**The request**.
Within the records that follow, find every line containing the string "NativeControls". Copy those lines.

**Working data**.
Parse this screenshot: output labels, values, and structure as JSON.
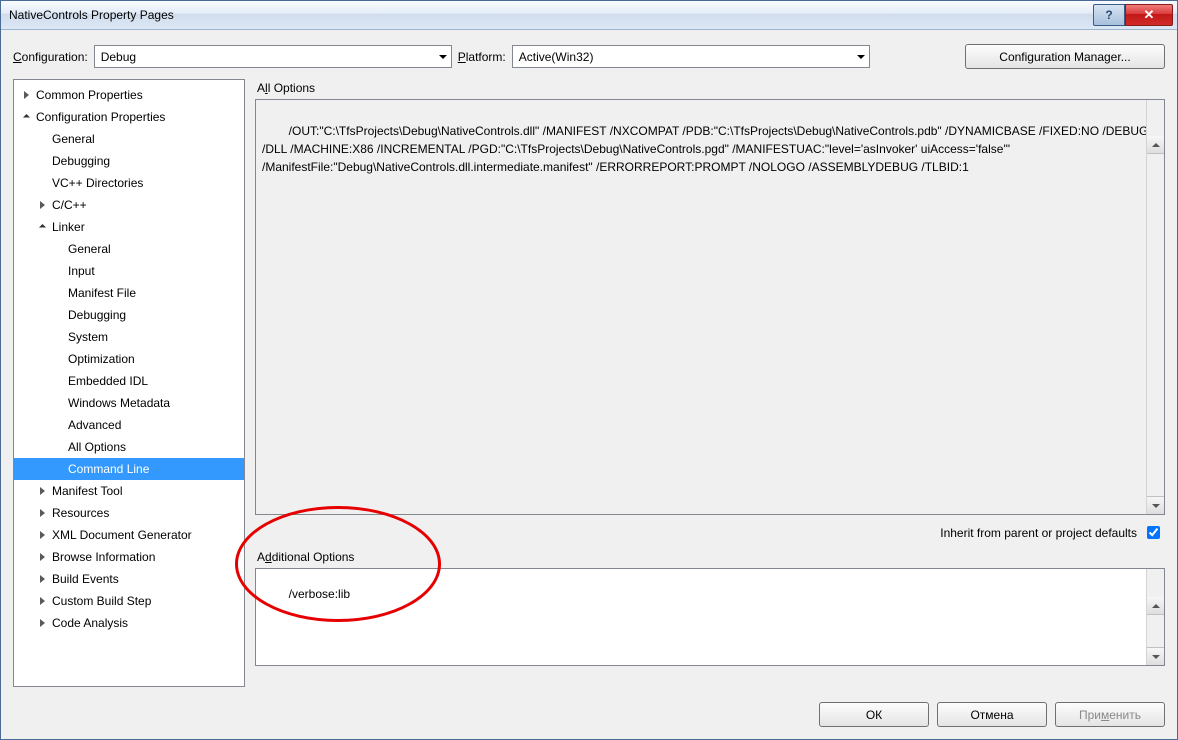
{
  "titlebar": {
    "title": "NativeControls Property Pages"
  },
  "top": {
    "configuration_label_pre": "C",
    "configuration_label_post": "onfiguration:",
    "configuration_value": "Debug",
    "platform_label_pre": "P",
    "platform_label_post": "latform:",
    "platform_value": "Active(Win32)",
    "config_manager_label": "Configuration Manager..."
  },
  "tree": {
    "common_properties": "Common Properties",
    "configuration_properties": "Configuration Properties",
    "general": "General",
    "debugging": "Debugging",
    "vcpp_directories": "VC++ Directories",
    "ccpp": "C/C++",
    "linker": "Linker",
    "linker_general": "General",
    "linker_input": "Input",
    "linker_manifest_file": "Manifest File",
    "linker_debugging": "Debugging",
    "linker_system": "System",
    "linker_optimization": "Optimization",
    "linker_embedded_idl": "Embedded IDL",
    "linker_windows_metadata": "Windows Metadata",
    "linker_advanced": "Advanced",
    "linker_all_options": "All Options",
    "linker_command_line": "Command Line",
    "manifest_tool": "Manifest Tool",
    "resources": "Resources",
    "xml_document_generator": "XML Document Generator",
    "browse_information": "Browse Information",
    "build_events": "Build Events",
    "custom_build_step": "Custom Build Step",
    "code_analysis": "Code Analysis"
  },
  "right": {
    "all_options_label_pre": "A",
    "all_options_label_ul": "l",
    "all_options_label_post": "l Options",
    "all_options_text": "/OUT:\"C:\\TfsProjects\\Debug\\NativeControls.dll\" /MANIFEST /NXCOMPAT /PDB:\"C:\\TfsProjects\\Debug\\NativeControls.pdb\" /DYNAMICBASE /FIXED:NO /DEBUG /DLL /MACHINE:X86 /INCREMENTAL /PGD:\"C:\\TfsProjects\\Debug\\NativeControls.pgd\" /MANIFESTUAC:\"level='asInvoker' uiAccess='false'\" /ManifestFile:\"Debug\\NativeControls.dll.intermediate.manifest\" /ERRORREPORT:PROMPT /NOLOGO /ASSEMBLYDEBUG /TLBID:1 ",
    "inherit_label": "Inherit from parent or project defaults",
    "inherit_checked": true,
    "additional_label_pre": "A",
    "additional_label_ul": "d",
    "additional_label_post": "ditional Options",
    "additional_text": "/verbose:lib"
  },
  "bottom": {
    "ok": "ОК",
    "cancel": "Отмена",
    "apply_pre": "При",
    "apply_ul": "м",
    "apply_post": "енить"
  }
}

**Solved exercise**.
    "title": "NativeControls Property Pages"
    "all_options_text": "/OUT:\"C:\\TfsProjects\\Debug\\NativeControls.dll\" /MANIFEST /NXCOMPAT /PDB:\"C:\\TfsProjects\\Debug\\NativeControls.pdb\" /DYNAMICBASE /FIXED:NO /DEBUG /DLL /MACHINE:X86 /INCREMENTAL /PGD:\"C:\\TfsProjects\\Debug\\NativeControls.pgd\" /MANIFESTUAC:\"level='asInvoker' uiAccess='false'\" /ManifestFile:\"Debug\\NativeControls.dll.intermediate.manifest\" /ERRORREPORT:PROMPT /NOLOGO /ASSEMBLYDEBUG /TLBID:1 ",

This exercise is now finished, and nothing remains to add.